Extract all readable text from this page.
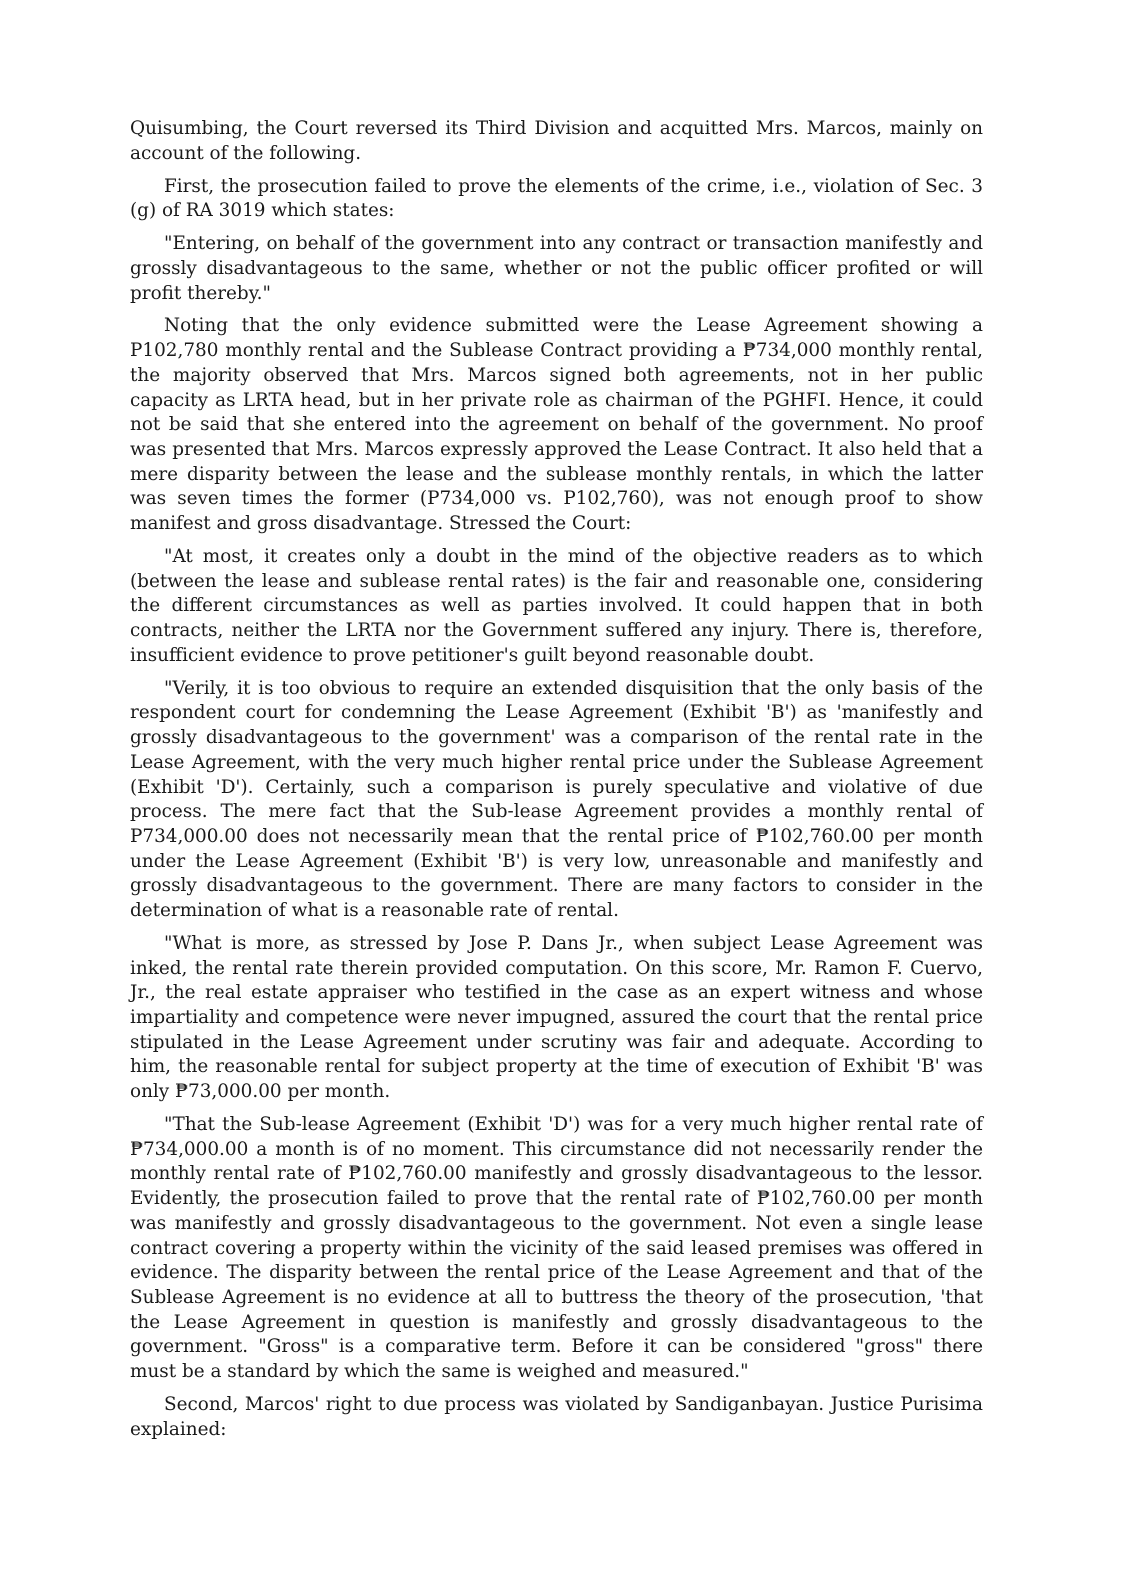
Quisumbing, the Court reversed its Third Division and acquitted Mrs. Marcos, mainly on account of the following.

First, the prosecution failed to prove the elements of the crime, i.e., violation of Sec. 3 (g) of RA 3019 which states:

"Entering, on behalf of the government into any contract or transaction manifestly and grossly disadvantageous to the same, whether or not the public officer profited or will profit thereby."

Noting that the only evidence submitted were the Lease Agreement showing a P102,780 monthly rental and the Sublease Contract providing a ₱734,000 monthly rental, the majority observed that Mrs. Marcos signed both agreements, not in her public capacity as LRTA head, but in her private role as chairman of the PGHFI. Hence, it could not be said that she entered into the agreement on behalf of the government. No proof was presented that Mrs. Marcos expressly approved the Lease Contract. It also held that a mere disparity between the lease and the sublease monthly rentals, in which the latter was seven times the former (P734,000 vs. P102,760), was not enough proof to show manifest and gross disadvantage. Stressed the Court:

"At most, it creates only a doubt in the mind of the objective readers as to which (between the lease and sublease rental rates) is the fair and reasonable one, considering the different circumstances as well as parties involved. It could happen that in both contracts, neither the LRTA nor the Government suffered any injury. There is, therefore, insufficient evidence to prove petitioner's guilt beyond reasonable doubt.

"Verily, it is too obvious to require an extended disquisition that the only basis of the respondent court for condemning the Lease Agreement (Exhibit 'B') as 'manifestly and grossly disadvantageous to the government' was a comparison of the rental rate in the Lease Agreement, with the very much higher rental price under the Sublease Agreement (Exhibit 'D'). Certainly, such a comparison is purely speculative and violative of due process. The mere fact that the Sub-lease Agreement provides a monthly rental of P734,000.00 does not necessarily mean that the rental price of ₱102,760.00 per month under the Lease Agreement (Exhibit 'B') is very low, unreasonable and manifestly and grossly disadvantageous to the government. There are many factors to consider in the determination of what is a reasonable rate of rental.

"What is more, as stressed by Jose P. Dans Jr., when subject Lease Agreement was inked, the rental rate therein provided computation. On this score, Mr. Ramon F. Cuervo, Jr., the real estate appraiser who testified in the case as an expert witness and whose impartiality and competence were never impugned, assured the court that the rental price stipulated in the Lease Agreement under scrutiny was fair and adequate. According to him, the reasonable rental for subject property at the time of execution of Exhibit 'B' was only ₱73,000.00 per month.

"That the Sub-lease Agreement (Exhibit 'D') was for a very much higher rental rate of ₱734,000.00 a month is of no moment. This circumstance did not necessarily render the monthly rental rate of ₱102,760.00 manifestly and grossly disadvantageous to the lessor. Evidently, the prosecution failed to prove that the rental rate of ₱102,760.00 per month was manifestly and grossly disadvantageous to the government. Not even a single lease contract covering a property within the vicinity of the said leased premises was offered in evidence. The disparity between the rental price of the Lease Agreement and that of the Sublease Agreement is no evidence at all to buttress the theory of the prosecution, 'that the Lease Agreement in question is manifestly and grossly disadvantageous to the government. "Gross" is a comparative term. Before it can be considered "gross" there must be a standard by which the same is weighed and measured."

Second, Marcos' right to due process was violated by Sandiganbayan. Justice Purisima explained:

## Given exercise
Pictures stay out; reproduce every line of the records exactly.

## Response to the task
Extract all readable text from this page.
Quisumbing, the Court reversed its Third Division and acquitted Mrs. Marcos, mainly on account of the following.

First, the prosecution failed to prove the elements of the crime, i.e., violation of Sec. 3 (g) of RA 3019 which states:

"Entering, on behalf of the government into any contract or transaction manifestly and grossly disadvantageous to the same, whether or not the public officer profited or will profit thereby."

Noting that the only evidence submitted were the Lease Agreement showing a P102,780 monthly rental and the Sublease Contract providing a ₱734,000 monthly rental, the majority observed that Mrs. Marcos signed both agreements, not in her public capacity as LRTA head, but in her private role as chairman of the PGHFI. Hence, it could not be said that she entered into the agreement on behalf of the government. No proof was presented that Mrs. Marcos expressly approved the Lease Contract. It also held that a mere disparity between the lease and the sublease monthly rentals, in which the latter was seven times the former (P734,000 vs. P102,760), was not enough proof to show manifest and gross disadvantage. Stressed the Court:

"At most, it creates only a doubt in the mind of the objective readers as to which (between the lease and sublease rental rates) is the fair and reasonable one, considering the different circumstances as well as parties involved. It could happen that in both contracts, neither the LRTA nor the Government suffered any injury. There is, therefore, insufficient evidence to prove petitioner's guilt beyond reasonable doubt.

"Verily, it is too obvious to require an extended disquisition that the only basis of the respondent court for condemning the Lease Agreement (Exhibit 'B') as 'manifestly and grossly disadvantageous to the government' was a comparison of the rental rate in the Lease Agreement, with the very much higher rental price under the Sublease Agreement (Exhibit 'D'). Certainly, such a comparison is purely speculative and violative of due process. The mere fact that the Sub-lease Agreement provides a monthly rental of P734,000.00 does not necessarily mean that the rental price of ₱102,760.00 per month under the Lease Agreement (Exhibit 'B') is very low, unreasonable and manifestly and grossly disadvantageous to the government. There are many factors to consider in the determination of what is a reasonable rate of rental.

"What is more, as stressed by Jose P. Dans Jr., when subject Lease Agreement was inked, the rental rate therein provided computation. On this score, Mr. Ramon F. Cuervo, Jr., the real estate appraiser who testified in the case as an expert witness and whose impartiality and competence were never impugned, assured the court that the rental price stipulated in the Lease Agreement under scrutiny was fair and adequate. According to him, the reasonable rental for subject property at the time of execution of Exhibit 'B' was only ₱73,000.00 per month.

"That the Sub-lease Agreement (Exhibit 'D') was for a very much higher rental rate of ₱734,000.00 a month is of no moment. This circumstance did not necessarily render the monthly rental rate of ₱102,760.00 manifestly and grossly disadvantageous to the lessor. Evidently, the prosecution failed to prove that the rental rate of ₱102,760.00 per month was manifestly and grossly disadvantageous to the government. Not even a single lease contract covering a property within the vicinity of the said leased premises was offered in evidence. The disparity between the rental price of the Lease Agreement and that of the Sublease Agreement is no evidence at all to buttress the theory of the prosecution, 'that the Lease Agreement in question is manifestly and grossly disadvantageous to the government. "Gross" is a comparative term. Before it can be considered "gross" there must be a standard by which the same is weighed and measured."

Second, Marcos' right to due process was violated by Sandiganbayan. Justice Purisima explained:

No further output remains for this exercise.